* GIVEN REQUEST *
Only lines with the string "conditioning" matter here; gather them from the material below.

======== ENTRIES

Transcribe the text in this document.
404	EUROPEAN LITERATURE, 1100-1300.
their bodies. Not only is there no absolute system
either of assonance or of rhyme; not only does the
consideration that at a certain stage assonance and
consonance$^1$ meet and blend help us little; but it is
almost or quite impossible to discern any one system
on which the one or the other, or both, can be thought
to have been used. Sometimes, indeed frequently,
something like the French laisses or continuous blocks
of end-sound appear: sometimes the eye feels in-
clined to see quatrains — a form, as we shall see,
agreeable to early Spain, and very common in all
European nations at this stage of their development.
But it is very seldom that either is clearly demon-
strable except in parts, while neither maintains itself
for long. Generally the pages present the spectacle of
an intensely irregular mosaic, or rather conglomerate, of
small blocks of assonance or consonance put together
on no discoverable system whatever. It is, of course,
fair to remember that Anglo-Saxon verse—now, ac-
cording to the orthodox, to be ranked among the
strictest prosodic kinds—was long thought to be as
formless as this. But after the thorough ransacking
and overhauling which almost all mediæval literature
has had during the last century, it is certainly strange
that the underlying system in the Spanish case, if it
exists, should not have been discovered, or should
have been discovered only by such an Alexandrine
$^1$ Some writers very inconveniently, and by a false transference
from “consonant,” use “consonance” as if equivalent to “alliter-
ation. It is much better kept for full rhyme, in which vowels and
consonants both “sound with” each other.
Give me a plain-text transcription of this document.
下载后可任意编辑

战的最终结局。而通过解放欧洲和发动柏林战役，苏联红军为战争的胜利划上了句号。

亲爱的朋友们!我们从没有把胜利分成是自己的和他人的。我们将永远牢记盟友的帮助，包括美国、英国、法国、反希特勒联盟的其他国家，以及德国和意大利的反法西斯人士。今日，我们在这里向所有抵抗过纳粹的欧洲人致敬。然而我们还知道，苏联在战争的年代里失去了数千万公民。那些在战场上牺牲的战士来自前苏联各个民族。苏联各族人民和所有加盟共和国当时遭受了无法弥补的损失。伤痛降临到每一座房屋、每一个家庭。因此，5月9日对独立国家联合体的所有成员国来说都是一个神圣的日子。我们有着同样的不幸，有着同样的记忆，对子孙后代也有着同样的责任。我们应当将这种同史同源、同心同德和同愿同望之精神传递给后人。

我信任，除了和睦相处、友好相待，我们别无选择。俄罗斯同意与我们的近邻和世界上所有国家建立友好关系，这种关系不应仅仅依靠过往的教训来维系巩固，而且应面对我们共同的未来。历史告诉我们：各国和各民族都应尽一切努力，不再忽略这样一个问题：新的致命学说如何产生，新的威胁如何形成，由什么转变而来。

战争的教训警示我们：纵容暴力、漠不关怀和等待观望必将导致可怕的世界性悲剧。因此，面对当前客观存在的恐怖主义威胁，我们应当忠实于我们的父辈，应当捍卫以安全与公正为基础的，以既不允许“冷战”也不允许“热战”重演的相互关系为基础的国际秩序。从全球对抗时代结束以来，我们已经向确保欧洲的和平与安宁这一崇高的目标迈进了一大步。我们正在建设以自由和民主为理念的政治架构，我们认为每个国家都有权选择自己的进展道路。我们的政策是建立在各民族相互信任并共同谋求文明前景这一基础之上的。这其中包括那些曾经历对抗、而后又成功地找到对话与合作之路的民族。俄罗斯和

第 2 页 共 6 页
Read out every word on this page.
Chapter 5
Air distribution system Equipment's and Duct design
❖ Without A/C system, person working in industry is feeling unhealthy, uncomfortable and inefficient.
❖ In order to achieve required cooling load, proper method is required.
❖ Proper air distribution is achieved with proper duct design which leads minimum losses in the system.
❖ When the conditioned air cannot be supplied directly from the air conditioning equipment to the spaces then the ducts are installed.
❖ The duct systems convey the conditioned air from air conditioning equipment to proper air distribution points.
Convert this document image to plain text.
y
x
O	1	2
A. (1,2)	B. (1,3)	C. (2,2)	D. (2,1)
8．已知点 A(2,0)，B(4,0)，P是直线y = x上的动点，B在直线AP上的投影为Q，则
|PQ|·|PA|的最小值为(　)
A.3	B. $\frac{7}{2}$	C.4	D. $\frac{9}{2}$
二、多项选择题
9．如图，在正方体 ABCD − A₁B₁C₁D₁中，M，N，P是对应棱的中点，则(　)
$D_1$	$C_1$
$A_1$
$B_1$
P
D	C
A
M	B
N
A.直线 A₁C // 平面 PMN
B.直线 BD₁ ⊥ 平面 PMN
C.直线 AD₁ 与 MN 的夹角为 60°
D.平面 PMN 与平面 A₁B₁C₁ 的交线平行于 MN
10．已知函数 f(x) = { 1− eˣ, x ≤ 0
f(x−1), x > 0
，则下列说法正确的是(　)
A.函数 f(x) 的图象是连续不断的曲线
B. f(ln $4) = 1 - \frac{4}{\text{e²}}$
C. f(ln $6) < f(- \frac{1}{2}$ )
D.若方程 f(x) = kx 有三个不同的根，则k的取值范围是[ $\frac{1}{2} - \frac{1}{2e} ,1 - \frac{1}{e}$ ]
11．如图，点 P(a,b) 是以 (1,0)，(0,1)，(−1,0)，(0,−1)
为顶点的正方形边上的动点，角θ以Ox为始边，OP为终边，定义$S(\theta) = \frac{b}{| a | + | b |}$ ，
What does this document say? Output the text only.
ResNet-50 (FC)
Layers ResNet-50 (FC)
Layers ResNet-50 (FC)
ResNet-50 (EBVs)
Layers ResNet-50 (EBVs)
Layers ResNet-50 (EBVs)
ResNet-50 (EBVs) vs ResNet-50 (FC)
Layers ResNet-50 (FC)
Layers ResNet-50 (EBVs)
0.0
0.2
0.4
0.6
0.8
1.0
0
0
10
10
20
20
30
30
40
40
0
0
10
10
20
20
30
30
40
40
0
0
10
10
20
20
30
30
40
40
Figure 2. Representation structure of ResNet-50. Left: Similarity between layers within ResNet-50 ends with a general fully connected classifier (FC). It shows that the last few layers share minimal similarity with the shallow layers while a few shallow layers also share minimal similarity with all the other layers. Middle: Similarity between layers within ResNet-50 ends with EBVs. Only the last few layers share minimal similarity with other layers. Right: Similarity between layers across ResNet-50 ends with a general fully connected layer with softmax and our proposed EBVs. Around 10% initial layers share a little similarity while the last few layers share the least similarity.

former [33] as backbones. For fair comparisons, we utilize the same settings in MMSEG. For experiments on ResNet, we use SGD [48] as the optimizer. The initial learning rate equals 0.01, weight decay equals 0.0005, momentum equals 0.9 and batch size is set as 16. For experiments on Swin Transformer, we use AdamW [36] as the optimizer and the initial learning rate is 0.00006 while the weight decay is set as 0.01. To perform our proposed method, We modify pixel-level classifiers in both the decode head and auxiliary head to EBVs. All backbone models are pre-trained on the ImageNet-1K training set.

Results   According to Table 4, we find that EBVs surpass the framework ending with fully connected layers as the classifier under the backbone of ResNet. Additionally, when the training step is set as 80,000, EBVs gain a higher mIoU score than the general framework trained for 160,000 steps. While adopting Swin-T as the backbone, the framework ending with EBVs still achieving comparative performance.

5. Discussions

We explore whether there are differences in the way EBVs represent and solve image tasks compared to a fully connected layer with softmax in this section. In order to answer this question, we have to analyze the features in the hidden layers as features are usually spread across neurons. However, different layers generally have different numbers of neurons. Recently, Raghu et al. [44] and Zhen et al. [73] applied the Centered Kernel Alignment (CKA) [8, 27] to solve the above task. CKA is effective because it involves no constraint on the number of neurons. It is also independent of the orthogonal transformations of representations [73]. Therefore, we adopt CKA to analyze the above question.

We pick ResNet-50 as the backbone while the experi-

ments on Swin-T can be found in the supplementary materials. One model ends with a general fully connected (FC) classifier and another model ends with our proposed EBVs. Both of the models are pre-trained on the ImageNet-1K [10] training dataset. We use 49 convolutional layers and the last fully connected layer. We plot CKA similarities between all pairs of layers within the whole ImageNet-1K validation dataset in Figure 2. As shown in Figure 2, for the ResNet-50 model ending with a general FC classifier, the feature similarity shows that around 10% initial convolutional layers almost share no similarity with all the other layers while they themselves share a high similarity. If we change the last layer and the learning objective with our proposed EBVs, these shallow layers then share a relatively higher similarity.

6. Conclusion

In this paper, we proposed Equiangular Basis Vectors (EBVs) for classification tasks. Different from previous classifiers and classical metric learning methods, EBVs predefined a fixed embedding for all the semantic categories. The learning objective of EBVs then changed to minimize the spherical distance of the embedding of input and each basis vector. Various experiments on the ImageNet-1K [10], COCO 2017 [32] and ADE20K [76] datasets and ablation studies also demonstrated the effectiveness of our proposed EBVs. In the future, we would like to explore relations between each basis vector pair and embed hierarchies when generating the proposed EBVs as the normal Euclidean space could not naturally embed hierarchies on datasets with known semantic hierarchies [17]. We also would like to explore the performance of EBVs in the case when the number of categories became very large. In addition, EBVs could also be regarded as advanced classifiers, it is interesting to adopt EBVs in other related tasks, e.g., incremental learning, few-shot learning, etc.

================

* FULL SOLUTION *
❖ When the conditioned air cannot be supplied directly from the air conditioning equipment to the spaces then the ducts are installed.
❖ The duct systems convey the conditioned air from air conditioning equipment to proper air distribution points.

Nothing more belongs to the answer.